-- START OF EXERCISE MATERIAL --
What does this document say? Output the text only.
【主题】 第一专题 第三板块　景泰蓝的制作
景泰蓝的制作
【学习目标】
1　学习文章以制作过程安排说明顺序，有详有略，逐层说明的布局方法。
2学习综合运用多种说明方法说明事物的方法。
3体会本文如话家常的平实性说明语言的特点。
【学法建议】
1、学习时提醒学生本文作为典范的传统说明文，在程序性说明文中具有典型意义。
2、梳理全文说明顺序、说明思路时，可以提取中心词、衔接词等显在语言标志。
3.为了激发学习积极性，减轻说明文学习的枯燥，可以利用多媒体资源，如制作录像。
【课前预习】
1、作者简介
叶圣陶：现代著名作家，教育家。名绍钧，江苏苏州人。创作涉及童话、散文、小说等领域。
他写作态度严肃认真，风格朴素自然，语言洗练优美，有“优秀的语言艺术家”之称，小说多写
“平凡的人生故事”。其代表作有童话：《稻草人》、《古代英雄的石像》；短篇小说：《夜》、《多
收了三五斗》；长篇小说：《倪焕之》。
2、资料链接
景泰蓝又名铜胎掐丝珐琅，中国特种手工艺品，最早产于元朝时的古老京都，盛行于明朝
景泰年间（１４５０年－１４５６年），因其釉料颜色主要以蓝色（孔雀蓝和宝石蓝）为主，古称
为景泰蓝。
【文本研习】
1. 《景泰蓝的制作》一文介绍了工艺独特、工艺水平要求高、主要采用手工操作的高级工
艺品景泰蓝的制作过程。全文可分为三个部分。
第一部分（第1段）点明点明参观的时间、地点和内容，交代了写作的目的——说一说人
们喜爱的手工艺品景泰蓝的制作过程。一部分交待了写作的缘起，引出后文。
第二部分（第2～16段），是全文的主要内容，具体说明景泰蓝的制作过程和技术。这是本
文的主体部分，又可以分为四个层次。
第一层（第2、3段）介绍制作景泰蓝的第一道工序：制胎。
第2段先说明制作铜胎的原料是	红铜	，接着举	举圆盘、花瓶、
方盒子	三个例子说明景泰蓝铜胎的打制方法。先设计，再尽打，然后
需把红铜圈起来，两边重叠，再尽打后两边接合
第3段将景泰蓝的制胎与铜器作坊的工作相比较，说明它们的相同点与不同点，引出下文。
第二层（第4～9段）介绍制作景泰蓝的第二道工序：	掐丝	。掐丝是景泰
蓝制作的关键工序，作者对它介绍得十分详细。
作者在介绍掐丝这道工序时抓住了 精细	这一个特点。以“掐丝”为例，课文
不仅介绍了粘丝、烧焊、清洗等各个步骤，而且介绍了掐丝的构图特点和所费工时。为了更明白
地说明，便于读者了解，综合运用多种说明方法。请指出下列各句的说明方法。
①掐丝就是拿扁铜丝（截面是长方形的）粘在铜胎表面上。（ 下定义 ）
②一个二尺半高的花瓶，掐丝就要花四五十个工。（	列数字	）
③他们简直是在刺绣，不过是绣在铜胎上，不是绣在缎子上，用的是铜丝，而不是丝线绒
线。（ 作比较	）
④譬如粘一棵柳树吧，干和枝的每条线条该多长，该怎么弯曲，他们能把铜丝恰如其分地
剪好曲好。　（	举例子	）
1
-- END OF EXERCISE MATERIAL --
◆ SHORT TASK ◆
Take the entries above and transcribe them exactly.

◆ RESPONSE TO THE EXERCISE ◆
What does this document say? Output the text only.
【主题】 第一专题 第三板块　景泰蓝的制作
景泰蓝的制作
【学习目标】
1　学习文章以制作过程安排说明顺序，有详有略，逐层说明的布局方法。
2学习综合运用多种说明方法说明事物的方法。
3体会本文如话家常的平实性说明语言的特点。
【学法建议】
1、学习时提醒学生本文作为典范的传统说明文，在程序性说明文中具有典型意义。
2、梳理全文说明顺序、说明思路时，可以提取中心词、衔接词等显在语言标志。
3.为了激发学习积极性，减轻说明文学习的枯燥，可以利用多媒体资源，如制作录像。
【课前预习】
1、作者简介
叶圣陶：现代著名作家，教育家。名绍钧，江苏苏州人。创作涉及童话、散文、小说等领域。
他写作态度严肃认真，风格朴素自然，语言洗练优美，有“优秀的语言艺术家”之称，小说多写
“平凡的人生故事”。其代表作有童话：《稻草人》、《古代英雄的石像》；短篇小说：《夜》、《多
收了三五斗》；长篇小说：《倪焕之》。
2、资料链接
景泰蓝又名铜胎掐丝珐琅，中国特种手工艺品，最早产于元朝时的古老京都，盛行于明朝
景泰年间（１４５０年－１４５６年），因其釉料颜色主要以蓝色（孔雀蓝和宝石蓝）为主，古称
为景泰蓝。
【文本研习】
1. 《景泰蓝的制作》一文介绍了工艺独特、工艺水平要求高、主要采用手工操作的高级工
艺品景泰蓝的制作过程。全文可分为三个部分。
第一部分（第1段）点明点明参观的时间、地点和内容，交代了写作的目的——说一说人
们喜爱的手工艺品景泰蓝的制作过程。一部分交待了写作的缘起，引出后文。
第二部分（第2～16段），是全文的主要内容，具体说明景泰蓝的制作过程和技术。这是本
文的主体部分，又可以分为四个层次。
第一层（第2、3段）介绍制作景泰蓝的第一道工序：制胎。
第2段先说明制作铜胎的原料是	红铜	，接着举	举圆盘、花瓶、
方盒子	三个例子说明景泰蓝铜胎的打制方法。先设计，再尽打，然后
需把红铜圈起来，两边重叠，再尽打后两边接合
第3段将景泰蓝的制胎与铜器作坊的工作相比较，说明它们的相同点与不同点，引出下文。
第二层（第4～9段）介绍制作景泰蓝的第二道工序：	掐丝	。掐丝是景泰
蓝制作的关键工序，作者对它介绍得十分详细。
作者在介绍掐丝这道工序时抓住了 精细	这一个特点。以“掐丝”为例，课文
不仅介绍了粘丝、烧焊、清洗等各个步骤，而且介绍了掐丝的构图特点和所费工时。为了更明白
地说明，便于读者了解，综合运用多种说明方法。请指出下列各句的说明方法。
①掐丝就是拿扁铜丝（截面是长方形的）粘在铜胎表面上。（ 下定义 ）
②一个二尺半高的花瓶，掐丝就要花四五十个工。（	列数字	）
③他们简直是在刺绣，不过是绣在铜胎上，不是绣在缎子上，用的是铜丝，而不是丝线绒
线。（ 作比较	）
④譬如粘一棵柳树吧，干和枝的每条线条该多长，该怎么弯曲，他们能把铜丝恰如其分地
剪好曲好。　（	举例子	）
1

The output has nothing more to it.